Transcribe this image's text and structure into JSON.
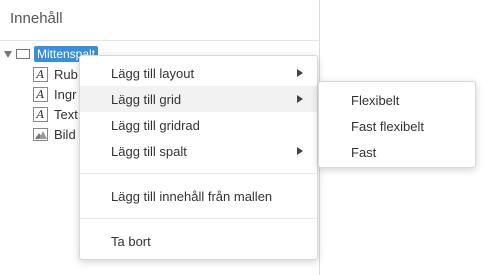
{
  "panel": {
    "title": "Innehåll"
  },
  "tree": {
    "root": {
      "label": "Mittenspalt",
      "icon": "container-icon"
    },
    "children": [
      {
        "label": "Rub",
        "icon": "text-a-icon"
      },
      {
        "label": "Ingr",
        "icon": "text-a-icon"
      },
      {
        "label": "Text",
        "icon": "text-a-icon"
      },
      {
        "label": "Bild",
        "icon": "image-icon"
      }
    ]
  },
  "context_menu": {
    "items": [
      {
        "label": "Lägg till layout",
        "has_submenu": true
      },
      {
        "label": "Lägg till grid",
        "has_submenu": true
      },
      {
        "label": "Lägg till gridrad",
        "has_submenu": false
      },
      {
        "label": "Lägg till spalt",
        "has_submenu": true
      },
      {
        "label": "Lägg till innehåll från mallen",
        "has_submenu": false
      },
      {
        "label": "Ta bort",
        "has_submenu": false
      }
    ],
    "active_item": "Lägg till grid"
  },
  "submenu": {
    "items": [
      {
        "label": "Flexibelt"
      },
      {
        "label": "Fast flexibelt"
      },
      {
        "label": "Fast"
      }
    ]
  },
  "colors": {
    "selection": "#3b8ed8",
    "hover": "#f2f2f2",
    "border": "#d8d8d8"
  }
}
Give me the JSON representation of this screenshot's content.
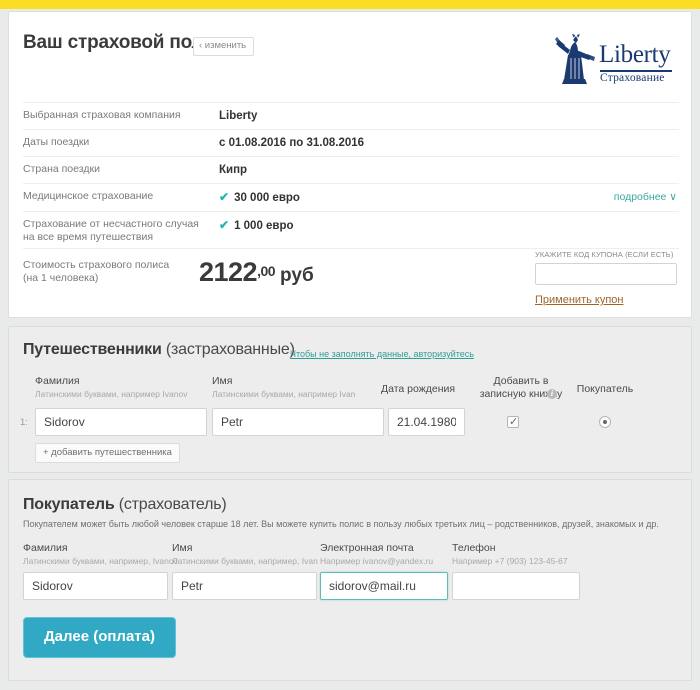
{
  "accent": {
    "top_bar": "#fbdd25",
    "teal": "#31a8c4",
    "check_teal": "#28b3ad",
    "coupon_link": "#a0632c",
    "logo_navy": "#1c3a72"
  },
  "policy": {
    "title": "Ваш страховой полис",
    "change_button": "‹ изменить",
    "logo": {
      "wordmark": "Liberty",
      "sub": "Страхование",
      "icon": "statue-of-liberty-icon"
    },
    "rows": [
      {
        "label": "Выбранная страховая компания",
        "value": "Liberty",
        "check": false
      },
      {
        "label": "Даты поездки",
        "value": "с 01.08.2016 по 31.08.2016",
        "check": false
      },
      {
        "label": "Страна поездки",
        "value": "Кипр",
        "check": false
      },
      {
        "label": "Медицинское страхование",
        "value": "30 000 евро",
        "check": true,
        "more": "подробнее ∨"
      },
      {
        "label": "Страхование от несчастного случая на все время путешествия",
        "value": "1 000 евро",
        "check": true
      }
    ],
    "price": {
      "label": "Стоимость страхового полиса (на 1 человека)",
      "label_line1": "Стоимость страхового полиса",
      "label_line2": "(на 1 человека)",
      "integer": "2122",
      "decimal": ",00",
      "currency": "руб"
    },
    "coupon": {
      "caption": "Укажите код купона (если есть)",
      "value": "",
      "placeholder": "",
      "apply_link": "Применить купон"
    }
  },
  "travelers": {
    "title_bold": "Путешественники",
    "title_light": " (застрахованные)",
    "auth_link": "Чтобы не заполнять данные, авторизуйтесь",
    "columns": [
      {
        "title": "Фамилия",
        "hint": "Латинскими буквами, например Ivanov"
      },
      {
        "title": "Имя",
        "hint": "Латинскими буквами, например Ivan"
      },
      {
        "title": "Дата рождения",
        "hint": ""
      },
      {
        "title_line1": "Добавить в",
        "title_line2": "записную книжку",
        "hint": ""
      },
      {
        "title": "Покупатель",
        "hint": ""
      }
    ],
    "rows": [
      {
        "index": "1:",
        "surname": "Sidorov",
        "name": "Petr",
        "birthdate": "21.04.1980",
        "address_book_checked": true,
        "is_buyer_selected": true
      }
    ],
    "add_button": "+ добавить путешественника"
  },
  "buyer": {
    "title_bold": "Покупатель",
    "title_light": " (страхователь)",
    "description": "Покупателем может быть любой человек старше 18 лет. Вы можете купить полис в пользу любых третьих лиц – родственников, друзей, знакомых и др.",
    "fields": [
      {
        "title": "Фамилия",
        "hint": "Латинскими буквами, например, Ivanov",
        "value": "Sidorov",
        "focused": false
      },
      {
        "title": "Имя",
        "hint": "Латинскими буквами, например, Ivan",
        "value": "Petr",
        "focused": false
      },
      {
        "title": "Электронная почта",
        "hint": "Например ivanov@yandex.ru",
        "value": "sidorov@mail.ru",
        "focused": true
      },
      {
        "title": "Телефон",
        "hint": "Например +7 (903) 123-45-67",
        "value": "",
        "focused": false
      }
    ],
    "submit_button": "Далее (оплата)"
  }
}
+ + + + + + +
§ YOUR GOAL
Among the entries above, how many lines hold the string "поездки"? Give the number by itself.

§ EXPECTED ANSWER
2